Texte cité ▸
########################################
Sceptique et réfractaire.
Cela a toujours été un mystère pour le sceptique : la conviction exaltée et exclusive pour un parti, l’amour d’un grand leader, la révélation d’une doctrine… la certitude que ceux, pour lesquels on vote, ont toujours raison !
De la même manière, la démocratie, comme les croyances, avec ses apôtres, ses doctrinaires et ses présidents favoris (Sarko est pire que Chirac ou Mitterrand n’aurait pas fait mieux !), ne trouvent que peu d’échos chez le sceptique.
Il y a une disproportion dans la sensibilité de pleurer à l’accession au pouvoir du leader qu’on admire, et pleurer devant la misère humaine de tous ces enfants qui naissent pour souffrir tout de suite et disparaître bientôt, parce que le monde ainsi fait les condamne. Je préfère réserver mes larmes pour les seconds. Je n’ai pas la bosse de l’admiration béate pour l’autre.
Etre de gauche, c’est par principe et parce que rien ne se crée sans la multitude. La multitude est la plus à plaindre sous tous les régimes, qu’ils aient été créés pour elle ou contre elle.
Comprenne qui voudra, je n’accorde jamais qu’une confiance partielle à n’importe quelle hiérarchie. Qu'elle soit de gauche ou de droite, chacune d’entre elles a quelque imposture à nous cacher.
Cependant, une organisation sociale ne peut se passer de dirigeants qui se recommandent d’une coterie, j’en ai conscience. Aussi, suis-je pour des accès momentanés et alternatifs au pouvoir. Hélas ! cela ne se peut en Belgique.
La politique consiste dans la volonté de conquête et de conservation du pouvoir ; elle exige par conséquent une action de contrainte ou d’illusion sur les esprits… Le politique finit toujours par falsifier (Paul Valéry).
Une démocratie comme la nôtre est parfaitement détestable pour l’arrangement entre partis d’un gouvernement « d’union nationale ». Le consensus n’existant pas entre les partis - sans quoi il n’y en aurait qu’un seul - l’union nationale signifie que les partis s’annulent pour diriger ensemble, laissant leurs idées et leurs originalités pour nous servir une soupe commune qui ne peut être que médiocre.
Ce n’est ni la gauche, ni la droite qui imprime sa marque, mais une sorte de direction idéalisée, non pour améliorer l’état social des habitants, mais pour sauver une abstraction qui s’appelle Belgique et ses protégés intégrés, royalistes par calcul, banquiers ou assimilés par conviction.
Parfois, je marche à fond pour une idée, mais est-ce pour cela que je devrais me déterminer pour toutes les idées de la même origine ?
########################################
Énoncé a ▸ Transformez en liste numérotée les lignes des enregistrements, depuis la première jusqu'à celle qui contient « Enumerate the UI », celle-ci comprise. Omettez les lignes vides.

Enregistrements fournis ▸
########################################
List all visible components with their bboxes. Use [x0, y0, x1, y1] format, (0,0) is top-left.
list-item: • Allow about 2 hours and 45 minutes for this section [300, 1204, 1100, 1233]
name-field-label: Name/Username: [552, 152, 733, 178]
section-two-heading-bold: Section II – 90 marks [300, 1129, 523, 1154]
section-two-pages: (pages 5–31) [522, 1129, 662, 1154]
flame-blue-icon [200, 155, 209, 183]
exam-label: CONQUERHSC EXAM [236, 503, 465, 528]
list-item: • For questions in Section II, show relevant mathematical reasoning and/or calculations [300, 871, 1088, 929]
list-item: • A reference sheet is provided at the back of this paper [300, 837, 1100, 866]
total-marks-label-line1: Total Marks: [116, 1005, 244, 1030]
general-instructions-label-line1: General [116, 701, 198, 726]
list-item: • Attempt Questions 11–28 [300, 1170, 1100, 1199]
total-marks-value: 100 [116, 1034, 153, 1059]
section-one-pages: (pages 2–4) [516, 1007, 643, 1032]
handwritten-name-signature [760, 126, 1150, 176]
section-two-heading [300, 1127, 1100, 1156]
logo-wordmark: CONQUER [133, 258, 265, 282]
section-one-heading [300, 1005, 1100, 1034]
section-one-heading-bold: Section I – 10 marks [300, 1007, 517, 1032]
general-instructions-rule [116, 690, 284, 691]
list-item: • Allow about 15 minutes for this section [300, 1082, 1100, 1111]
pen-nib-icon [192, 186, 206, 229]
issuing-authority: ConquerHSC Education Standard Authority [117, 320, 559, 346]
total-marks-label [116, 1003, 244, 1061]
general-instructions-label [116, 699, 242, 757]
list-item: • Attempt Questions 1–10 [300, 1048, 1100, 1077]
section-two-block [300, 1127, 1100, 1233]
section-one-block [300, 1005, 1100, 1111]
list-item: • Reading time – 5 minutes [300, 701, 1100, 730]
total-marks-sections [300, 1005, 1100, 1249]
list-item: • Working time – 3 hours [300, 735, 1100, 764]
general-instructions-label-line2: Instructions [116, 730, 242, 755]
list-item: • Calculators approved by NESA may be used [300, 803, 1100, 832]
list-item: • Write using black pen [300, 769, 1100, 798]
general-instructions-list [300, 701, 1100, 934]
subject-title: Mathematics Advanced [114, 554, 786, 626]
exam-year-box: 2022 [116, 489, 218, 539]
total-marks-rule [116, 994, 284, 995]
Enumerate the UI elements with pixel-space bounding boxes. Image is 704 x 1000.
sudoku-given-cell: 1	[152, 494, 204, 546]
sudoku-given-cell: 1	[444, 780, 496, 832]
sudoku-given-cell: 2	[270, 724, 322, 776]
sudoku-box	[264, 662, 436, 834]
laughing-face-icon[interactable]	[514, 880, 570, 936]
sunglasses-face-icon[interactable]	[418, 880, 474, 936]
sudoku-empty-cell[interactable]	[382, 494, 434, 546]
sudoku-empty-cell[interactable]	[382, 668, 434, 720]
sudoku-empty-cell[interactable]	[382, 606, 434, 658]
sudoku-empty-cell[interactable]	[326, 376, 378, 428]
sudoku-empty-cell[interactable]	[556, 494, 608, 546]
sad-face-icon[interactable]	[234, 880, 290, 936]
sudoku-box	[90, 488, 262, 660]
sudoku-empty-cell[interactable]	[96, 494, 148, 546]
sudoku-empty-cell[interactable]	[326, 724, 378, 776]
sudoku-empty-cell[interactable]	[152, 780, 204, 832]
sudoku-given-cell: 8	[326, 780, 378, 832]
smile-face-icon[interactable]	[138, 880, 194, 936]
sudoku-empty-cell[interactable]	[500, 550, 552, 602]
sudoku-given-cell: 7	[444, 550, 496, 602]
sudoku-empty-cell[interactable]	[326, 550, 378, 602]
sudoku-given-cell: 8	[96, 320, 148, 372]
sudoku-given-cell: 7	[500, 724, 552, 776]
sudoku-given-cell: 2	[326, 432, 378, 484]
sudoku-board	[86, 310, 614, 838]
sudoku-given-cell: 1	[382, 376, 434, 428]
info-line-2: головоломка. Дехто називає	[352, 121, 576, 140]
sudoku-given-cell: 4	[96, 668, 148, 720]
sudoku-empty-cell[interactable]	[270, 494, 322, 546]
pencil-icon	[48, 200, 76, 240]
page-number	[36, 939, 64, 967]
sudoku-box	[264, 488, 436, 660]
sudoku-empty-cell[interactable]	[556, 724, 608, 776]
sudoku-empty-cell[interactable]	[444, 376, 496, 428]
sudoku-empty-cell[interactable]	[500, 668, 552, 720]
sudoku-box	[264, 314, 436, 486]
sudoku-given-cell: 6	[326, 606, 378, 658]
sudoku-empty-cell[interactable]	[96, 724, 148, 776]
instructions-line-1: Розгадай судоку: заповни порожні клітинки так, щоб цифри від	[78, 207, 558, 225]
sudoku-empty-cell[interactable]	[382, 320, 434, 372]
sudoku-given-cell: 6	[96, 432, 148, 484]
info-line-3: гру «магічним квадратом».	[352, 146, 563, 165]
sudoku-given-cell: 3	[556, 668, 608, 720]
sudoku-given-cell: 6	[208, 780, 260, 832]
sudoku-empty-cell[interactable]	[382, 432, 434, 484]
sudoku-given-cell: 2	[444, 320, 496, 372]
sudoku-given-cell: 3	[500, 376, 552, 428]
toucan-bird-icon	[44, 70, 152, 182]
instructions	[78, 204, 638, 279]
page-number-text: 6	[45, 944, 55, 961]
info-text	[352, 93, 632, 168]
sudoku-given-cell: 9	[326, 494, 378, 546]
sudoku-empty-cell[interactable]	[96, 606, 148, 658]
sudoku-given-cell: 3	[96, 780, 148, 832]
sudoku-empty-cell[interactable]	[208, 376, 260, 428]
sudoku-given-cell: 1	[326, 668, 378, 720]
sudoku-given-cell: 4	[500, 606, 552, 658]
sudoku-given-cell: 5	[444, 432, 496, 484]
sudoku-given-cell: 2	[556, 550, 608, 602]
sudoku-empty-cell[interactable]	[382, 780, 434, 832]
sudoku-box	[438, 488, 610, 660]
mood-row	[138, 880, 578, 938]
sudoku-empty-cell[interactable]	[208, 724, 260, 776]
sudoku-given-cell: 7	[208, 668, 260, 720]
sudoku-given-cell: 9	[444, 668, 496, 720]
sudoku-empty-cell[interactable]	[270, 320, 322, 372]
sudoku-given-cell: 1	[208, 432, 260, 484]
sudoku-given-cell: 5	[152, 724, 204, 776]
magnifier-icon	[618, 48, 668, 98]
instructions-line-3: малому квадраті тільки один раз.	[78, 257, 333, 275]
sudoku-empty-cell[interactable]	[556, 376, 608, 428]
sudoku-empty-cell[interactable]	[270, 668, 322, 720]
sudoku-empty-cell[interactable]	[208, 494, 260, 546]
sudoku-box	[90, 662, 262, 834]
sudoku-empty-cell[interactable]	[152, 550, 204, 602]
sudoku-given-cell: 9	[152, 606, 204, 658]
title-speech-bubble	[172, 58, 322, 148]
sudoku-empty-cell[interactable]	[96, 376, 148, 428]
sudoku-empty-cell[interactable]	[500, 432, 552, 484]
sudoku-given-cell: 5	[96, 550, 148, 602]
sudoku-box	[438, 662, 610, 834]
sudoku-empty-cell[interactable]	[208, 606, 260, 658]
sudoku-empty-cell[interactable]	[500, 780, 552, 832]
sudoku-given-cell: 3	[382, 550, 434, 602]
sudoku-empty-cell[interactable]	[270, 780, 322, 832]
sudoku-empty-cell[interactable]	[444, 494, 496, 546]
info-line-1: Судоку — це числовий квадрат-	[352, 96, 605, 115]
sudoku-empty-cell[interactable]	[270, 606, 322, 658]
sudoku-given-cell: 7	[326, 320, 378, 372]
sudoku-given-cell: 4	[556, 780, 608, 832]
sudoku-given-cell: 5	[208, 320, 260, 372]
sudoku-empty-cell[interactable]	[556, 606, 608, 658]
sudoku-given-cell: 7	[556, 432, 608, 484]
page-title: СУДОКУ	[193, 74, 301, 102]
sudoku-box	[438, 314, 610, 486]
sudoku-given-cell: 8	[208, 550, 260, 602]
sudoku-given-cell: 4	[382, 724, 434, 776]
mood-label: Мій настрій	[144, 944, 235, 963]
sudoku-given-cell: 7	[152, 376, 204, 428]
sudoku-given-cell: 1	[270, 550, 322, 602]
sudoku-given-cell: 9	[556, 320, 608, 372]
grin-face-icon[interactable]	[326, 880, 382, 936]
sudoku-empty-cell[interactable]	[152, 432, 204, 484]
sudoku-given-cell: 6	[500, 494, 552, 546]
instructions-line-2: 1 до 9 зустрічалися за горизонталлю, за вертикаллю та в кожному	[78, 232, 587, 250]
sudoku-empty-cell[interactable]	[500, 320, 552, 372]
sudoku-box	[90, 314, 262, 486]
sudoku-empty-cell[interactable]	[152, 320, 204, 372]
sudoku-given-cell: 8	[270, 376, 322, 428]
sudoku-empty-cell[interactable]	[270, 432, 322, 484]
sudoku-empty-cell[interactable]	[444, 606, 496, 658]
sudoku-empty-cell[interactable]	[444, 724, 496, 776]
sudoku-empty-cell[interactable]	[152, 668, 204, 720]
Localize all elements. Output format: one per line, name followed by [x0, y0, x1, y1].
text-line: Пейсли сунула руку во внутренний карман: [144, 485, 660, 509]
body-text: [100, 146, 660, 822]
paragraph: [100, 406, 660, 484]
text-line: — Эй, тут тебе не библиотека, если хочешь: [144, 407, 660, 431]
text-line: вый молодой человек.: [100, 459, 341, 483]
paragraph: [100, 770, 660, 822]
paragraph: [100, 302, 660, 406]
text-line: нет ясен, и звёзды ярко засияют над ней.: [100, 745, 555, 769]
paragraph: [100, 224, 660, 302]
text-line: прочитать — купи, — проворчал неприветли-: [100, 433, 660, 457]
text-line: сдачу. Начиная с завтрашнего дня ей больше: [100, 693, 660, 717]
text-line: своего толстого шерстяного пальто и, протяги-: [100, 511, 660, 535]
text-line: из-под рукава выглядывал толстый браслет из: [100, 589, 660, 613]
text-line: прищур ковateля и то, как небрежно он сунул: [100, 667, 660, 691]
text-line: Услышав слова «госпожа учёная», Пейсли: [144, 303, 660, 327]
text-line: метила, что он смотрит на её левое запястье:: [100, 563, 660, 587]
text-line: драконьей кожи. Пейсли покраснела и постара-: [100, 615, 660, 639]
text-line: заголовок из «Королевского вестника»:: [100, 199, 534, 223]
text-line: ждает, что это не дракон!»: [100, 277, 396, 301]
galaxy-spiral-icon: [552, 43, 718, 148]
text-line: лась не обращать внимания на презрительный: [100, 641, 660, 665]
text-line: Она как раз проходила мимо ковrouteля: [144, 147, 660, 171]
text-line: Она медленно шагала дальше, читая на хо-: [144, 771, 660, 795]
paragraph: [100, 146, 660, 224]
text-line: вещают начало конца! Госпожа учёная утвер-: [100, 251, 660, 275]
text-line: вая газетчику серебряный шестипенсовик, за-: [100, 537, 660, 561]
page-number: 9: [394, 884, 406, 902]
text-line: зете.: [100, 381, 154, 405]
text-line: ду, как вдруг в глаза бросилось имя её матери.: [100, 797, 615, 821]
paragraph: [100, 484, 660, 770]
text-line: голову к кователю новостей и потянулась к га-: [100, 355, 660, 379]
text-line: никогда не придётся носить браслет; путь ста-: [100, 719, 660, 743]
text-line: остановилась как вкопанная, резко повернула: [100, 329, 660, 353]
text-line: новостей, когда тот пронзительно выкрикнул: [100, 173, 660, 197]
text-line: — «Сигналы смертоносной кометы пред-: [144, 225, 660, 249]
########################################
Énoncé b ▸ Reproduisez fidèlement le passage du texte sur le scepticisme politique allant de « Il y a une disproportion » à « à nous cacher. ».

Corrigé a ▸
1. List all visible components with their bboxes. Use [x0, y0, x1, y1] format, (0,0) is top-left.
2. list-item: • Allow about 2 hours and 45 minutes for this section [300, 1204, 1100, 1233]
3. name-field-label: Name/Username: [552, 152, 733, 178]
4. section-two-heading-bold: Section II – 90 marks [300, 1129, 523, 1154]
5. section-two-pages: (pages 5–31) [522, 1129, 662, 1154]
6. flame-blue-icon [200, 155, 209, 183]
7. exam-label: CONQUERHSC EXAM [236, 503, 465, 528]
8. list-item: • For questions in Section II, show relevant mathematical reasoning and/or calculations [300, 871, 1088, 929]
9. list-item: • A reference sheet is provided at the back of this paper [300, 837, 1100, 866]
10. total-marks-label-line1: Total Marks: [116, 1005, 244, 1030]
11. general-instructions-label-line1: General [116, 701, 198, 726]
12. list-item: • Attempt Questions 11–28 [300, 1170, 1100, 1199]
13. total-marks-value: 100 [116, 1034, 153, 1059]
14. section-one-pages: (pages 2–4) [516, 1007, 643, 1032]
15. handwritten-name-signature [760, 126, 1150, 176]
16. section-two-heading [300, 1127, 1100, 1156]
17. logo-wordmark: CONQUER [133, 258, 265, 282]
18. section-one-heading [300, 1005, 1100, 1034]
19. section-one-heading-bold: Section I – 10 marks [300, 1007, 517, 1032]
20. general-instructions-rule [116, 690, 284, 691]
21. list-item: • Allow about 15 minutes for this section [300, 1082, 1100, 1111]
22. pen-nib-icon [192, 186, 206, 229]
23. issuing-authority: ConquerHSC Education Standard Authority [117, 320, 559, 346]
24. total-marks-label [116, 1003, 244, 1061]
25. general-instructions-label [116, 699, 242, 757]
26. list-item: • Attempt Questions 1–10 [300, 1048, 1100, 1077]
27. section-two-block [300, 1127, 1100, 1233]
28. section-one-block [300, 1005, 1100, 1111]
29. list-item: • Reading time – 5 minutes [300, 701, 1100, 730]
30. total-marks-sections [300, 1005, 1100, 1249]
31. list-item: • Working time – 3 hours [300, 735, 1100, 764]
32. general-instructions-label-line2: Instructions [116, 730, 242, 755]
33. list-item: • Calculators approved by NESA may be used [300, 803, 1100, 832]
34. list-item: • Write using black pen [300, 769, 1100, 798]
35. general-instructions-list [300, 701, 1100, 934]
36. subject-title: Mathematics Advanced [114, 554, 786, 626]
37. exam-year-box: 2022 [116, 489, 218, 539]
38. total-marks-rule [116, 994, 284, 995]
39. Enumerate the UI elements with pixel-space bounding boxes. Image is 704 x 1000.

Corrigé b ▸
Il y a une disproportion dans la sensibilité de pleurer à l’accession au pouvoir du leader qu’on admire, et pleurer devant la misère humaine de tous ces enfants qui naissent pour souffrir tout de suite et disparaître bientôt, parce que le monde ainsi fait les condamne. Je préfère réserver mes larmes pour les seconds. Je n’ai pas la bosse de l’admiration béate pour l’autre.
Etre de gauche, c’est par principe et parce que rien ne se crée sans la multitude. La multitude est la plus à plaindre sous tous les régimes, qu’ils aient été créés pour elle ou contre elle.
Comprenne qui voudra, je n’accorde jamais qu’une confiance partielle à n’importe quelle hiérarchie. Qu'elle soit de gauche ou de droite, chacune d’entre elles a quelque imposture à nous cacher.